● **RECORDS FOR THIS EXERCISE**:
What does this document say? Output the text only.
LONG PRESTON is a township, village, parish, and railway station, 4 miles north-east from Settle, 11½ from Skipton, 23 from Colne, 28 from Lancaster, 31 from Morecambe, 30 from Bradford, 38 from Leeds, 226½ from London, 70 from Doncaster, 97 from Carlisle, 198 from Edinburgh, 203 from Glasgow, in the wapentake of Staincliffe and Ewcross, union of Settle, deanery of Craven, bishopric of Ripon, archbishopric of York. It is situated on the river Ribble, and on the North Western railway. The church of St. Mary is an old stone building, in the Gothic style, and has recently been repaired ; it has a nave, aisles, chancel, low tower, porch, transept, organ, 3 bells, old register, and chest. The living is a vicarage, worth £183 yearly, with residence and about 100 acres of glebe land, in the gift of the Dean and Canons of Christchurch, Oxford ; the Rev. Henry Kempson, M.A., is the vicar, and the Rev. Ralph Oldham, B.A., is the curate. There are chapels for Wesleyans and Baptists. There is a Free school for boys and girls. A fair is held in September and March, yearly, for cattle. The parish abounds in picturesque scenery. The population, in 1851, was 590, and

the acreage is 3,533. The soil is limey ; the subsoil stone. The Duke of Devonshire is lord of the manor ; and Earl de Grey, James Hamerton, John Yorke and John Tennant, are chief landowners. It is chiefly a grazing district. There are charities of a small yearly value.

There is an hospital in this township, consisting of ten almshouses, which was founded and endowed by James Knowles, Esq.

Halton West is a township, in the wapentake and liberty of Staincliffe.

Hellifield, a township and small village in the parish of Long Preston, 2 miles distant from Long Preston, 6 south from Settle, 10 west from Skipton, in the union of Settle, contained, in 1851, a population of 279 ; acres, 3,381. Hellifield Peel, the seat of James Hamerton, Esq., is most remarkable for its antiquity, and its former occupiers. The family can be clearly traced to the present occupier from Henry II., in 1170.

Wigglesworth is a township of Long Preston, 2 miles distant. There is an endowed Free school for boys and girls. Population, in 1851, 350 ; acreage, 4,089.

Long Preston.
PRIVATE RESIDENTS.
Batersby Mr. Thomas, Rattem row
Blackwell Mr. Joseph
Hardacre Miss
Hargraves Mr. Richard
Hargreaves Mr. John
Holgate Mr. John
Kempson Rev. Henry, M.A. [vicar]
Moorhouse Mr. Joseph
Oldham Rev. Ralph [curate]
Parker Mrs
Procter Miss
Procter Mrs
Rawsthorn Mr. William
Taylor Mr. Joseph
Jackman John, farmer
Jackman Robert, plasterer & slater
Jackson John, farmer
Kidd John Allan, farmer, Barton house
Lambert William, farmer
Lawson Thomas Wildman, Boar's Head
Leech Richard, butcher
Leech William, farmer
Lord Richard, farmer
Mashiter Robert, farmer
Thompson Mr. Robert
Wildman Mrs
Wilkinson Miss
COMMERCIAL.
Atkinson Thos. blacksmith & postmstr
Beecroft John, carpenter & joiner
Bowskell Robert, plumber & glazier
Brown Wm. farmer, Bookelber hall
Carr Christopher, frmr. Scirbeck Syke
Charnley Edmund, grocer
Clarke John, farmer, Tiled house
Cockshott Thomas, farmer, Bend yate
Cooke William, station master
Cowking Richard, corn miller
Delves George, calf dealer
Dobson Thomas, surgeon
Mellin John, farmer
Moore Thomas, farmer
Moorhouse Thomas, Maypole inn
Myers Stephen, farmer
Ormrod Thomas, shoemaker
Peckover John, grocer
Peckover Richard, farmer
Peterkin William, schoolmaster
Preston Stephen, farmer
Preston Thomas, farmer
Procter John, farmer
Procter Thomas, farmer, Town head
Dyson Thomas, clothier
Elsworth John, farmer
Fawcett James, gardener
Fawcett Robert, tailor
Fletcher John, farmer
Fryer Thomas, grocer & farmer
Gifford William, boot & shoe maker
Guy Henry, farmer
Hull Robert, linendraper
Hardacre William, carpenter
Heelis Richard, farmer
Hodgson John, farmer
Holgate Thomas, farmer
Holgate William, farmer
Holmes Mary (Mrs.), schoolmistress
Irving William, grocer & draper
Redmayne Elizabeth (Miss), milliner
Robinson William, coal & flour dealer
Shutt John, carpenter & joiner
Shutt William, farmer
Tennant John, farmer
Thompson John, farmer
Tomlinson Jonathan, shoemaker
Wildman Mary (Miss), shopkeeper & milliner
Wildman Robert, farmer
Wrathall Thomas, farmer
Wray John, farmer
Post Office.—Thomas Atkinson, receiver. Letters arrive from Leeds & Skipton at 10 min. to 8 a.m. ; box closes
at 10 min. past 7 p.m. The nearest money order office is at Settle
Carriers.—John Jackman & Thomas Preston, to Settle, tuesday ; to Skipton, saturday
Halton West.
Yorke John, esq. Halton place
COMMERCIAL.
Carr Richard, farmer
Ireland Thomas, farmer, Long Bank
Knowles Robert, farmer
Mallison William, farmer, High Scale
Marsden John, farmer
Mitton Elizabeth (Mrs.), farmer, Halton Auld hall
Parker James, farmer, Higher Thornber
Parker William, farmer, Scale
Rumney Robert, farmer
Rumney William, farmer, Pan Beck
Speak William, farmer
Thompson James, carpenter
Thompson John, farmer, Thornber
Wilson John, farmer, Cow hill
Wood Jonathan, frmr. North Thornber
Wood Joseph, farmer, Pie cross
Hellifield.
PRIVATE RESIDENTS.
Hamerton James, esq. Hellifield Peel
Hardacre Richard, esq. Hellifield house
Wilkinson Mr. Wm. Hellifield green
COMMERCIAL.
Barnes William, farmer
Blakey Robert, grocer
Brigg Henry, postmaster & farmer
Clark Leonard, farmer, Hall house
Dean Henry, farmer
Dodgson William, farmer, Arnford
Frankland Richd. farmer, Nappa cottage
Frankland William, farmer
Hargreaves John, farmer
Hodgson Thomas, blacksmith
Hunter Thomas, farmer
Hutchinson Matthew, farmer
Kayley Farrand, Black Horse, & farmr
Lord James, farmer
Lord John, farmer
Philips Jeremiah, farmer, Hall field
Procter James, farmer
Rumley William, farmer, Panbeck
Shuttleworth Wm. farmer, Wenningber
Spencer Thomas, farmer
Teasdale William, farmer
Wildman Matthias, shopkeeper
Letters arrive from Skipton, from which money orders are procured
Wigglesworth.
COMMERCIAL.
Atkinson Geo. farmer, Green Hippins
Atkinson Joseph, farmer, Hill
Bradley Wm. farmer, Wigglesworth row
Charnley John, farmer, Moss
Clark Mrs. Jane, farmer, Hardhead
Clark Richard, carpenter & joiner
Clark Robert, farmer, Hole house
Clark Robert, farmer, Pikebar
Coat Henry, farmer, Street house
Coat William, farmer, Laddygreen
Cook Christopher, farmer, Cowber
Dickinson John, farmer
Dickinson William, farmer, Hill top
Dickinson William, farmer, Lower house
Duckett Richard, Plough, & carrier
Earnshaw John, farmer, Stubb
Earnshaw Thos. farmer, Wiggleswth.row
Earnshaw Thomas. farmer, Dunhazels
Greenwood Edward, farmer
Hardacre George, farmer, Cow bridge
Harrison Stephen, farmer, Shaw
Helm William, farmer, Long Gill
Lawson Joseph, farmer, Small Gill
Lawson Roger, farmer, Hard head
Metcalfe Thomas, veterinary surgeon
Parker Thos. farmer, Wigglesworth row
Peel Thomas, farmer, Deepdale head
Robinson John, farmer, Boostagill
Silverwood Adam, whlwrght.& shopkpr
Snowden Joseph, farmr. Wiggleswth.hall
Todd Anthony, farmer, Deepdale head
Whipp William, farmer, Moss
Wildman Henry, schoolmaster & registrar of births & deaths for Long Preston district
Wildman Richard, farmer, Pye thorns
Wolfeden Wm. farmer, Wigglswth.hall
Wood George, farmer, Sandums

● **WRITTEN INSTRUCTION**:
Pull out and copy each line containing the string "milliner".

● **COMPLETE ANSWER**:
Redmayne Elizabeth (Miss), milliner
Wildman Mary (Miss), shopkeeper & milliner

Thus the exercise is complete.